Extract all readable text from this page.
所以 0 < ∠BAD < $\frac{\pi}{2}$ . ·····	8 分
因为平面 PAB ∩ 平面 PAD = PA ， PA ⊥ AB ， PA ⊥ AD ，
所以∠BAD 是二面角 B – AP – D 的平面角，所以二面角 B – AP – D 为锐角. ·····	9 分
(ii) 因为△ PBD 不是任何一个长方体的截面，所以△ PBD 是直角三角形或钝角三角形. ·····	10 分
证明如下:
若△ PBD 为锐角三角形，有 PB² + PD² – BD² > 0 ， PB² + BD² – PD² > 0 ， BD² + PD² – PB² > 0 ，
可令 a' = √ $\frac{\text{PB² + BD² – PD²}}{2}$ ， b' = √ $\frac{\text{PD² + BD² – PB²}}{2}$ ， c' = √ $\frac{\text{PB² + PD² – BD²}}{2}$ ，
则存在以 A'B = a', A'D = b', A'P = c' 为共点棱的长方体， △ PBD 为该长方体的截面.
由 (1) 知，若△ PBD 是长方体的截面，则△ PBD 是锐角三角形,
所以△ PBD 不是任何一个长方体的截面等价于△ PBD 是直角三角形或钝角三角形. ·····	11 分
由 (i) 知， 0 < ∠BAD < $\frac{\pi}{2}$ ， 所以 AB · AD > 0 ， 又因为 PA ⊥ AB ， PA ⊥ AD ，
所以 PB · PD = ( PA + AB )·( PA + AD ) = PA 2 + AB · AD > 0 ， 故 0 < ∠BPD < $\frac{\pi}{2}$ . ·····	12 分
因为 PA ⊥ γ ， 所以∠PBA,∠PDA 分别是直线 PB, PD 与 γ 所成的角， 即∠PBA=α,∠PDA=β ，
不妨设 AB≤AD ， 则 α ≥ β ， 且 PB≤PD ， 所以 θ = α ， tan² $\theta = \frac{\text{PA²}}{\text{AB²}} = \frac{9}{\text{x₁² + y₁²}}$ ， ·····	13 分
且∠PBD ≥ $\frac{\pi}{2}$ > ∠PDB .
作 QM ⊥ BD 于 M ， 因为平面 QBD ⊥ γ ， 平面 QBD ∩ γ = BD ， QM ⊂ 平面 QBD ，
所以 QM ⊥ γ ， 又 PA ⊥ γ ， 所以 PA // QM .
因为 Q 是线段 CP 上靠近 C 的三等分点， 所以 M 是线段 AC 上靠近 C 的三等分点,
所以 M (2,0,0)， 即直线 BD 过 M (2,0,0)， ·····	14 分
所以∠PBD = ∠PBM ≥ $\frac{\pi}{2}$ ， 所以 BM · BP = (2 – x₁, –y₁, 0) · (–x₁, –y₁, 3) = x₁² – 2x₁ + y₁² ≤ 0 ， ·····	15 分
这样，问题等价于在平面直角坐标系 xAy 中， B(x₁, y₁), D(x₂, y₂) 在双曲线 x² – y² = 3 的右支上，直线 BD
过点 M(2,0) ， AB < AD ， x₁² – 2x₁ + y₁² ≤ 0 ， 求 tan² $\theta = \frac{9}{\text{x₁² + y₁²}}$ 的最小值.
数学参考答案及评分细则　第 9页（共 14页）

===============

EXERCISE INSTRUCTIONS: Go over the data above and copy every line that has the word "是直角三角形或钝角三角形" in it.

FINISHED EXERCISE:
(ii) 因为△ PBD 不是任何一个长方体的截面，所以△ PBD 是直角三角形或钝角三角形. ·····	10 分
所以△ PBD 不是任何一个长方体的截面等价于△ PBD 是直角三角形或钝角三角形. ·····	11 分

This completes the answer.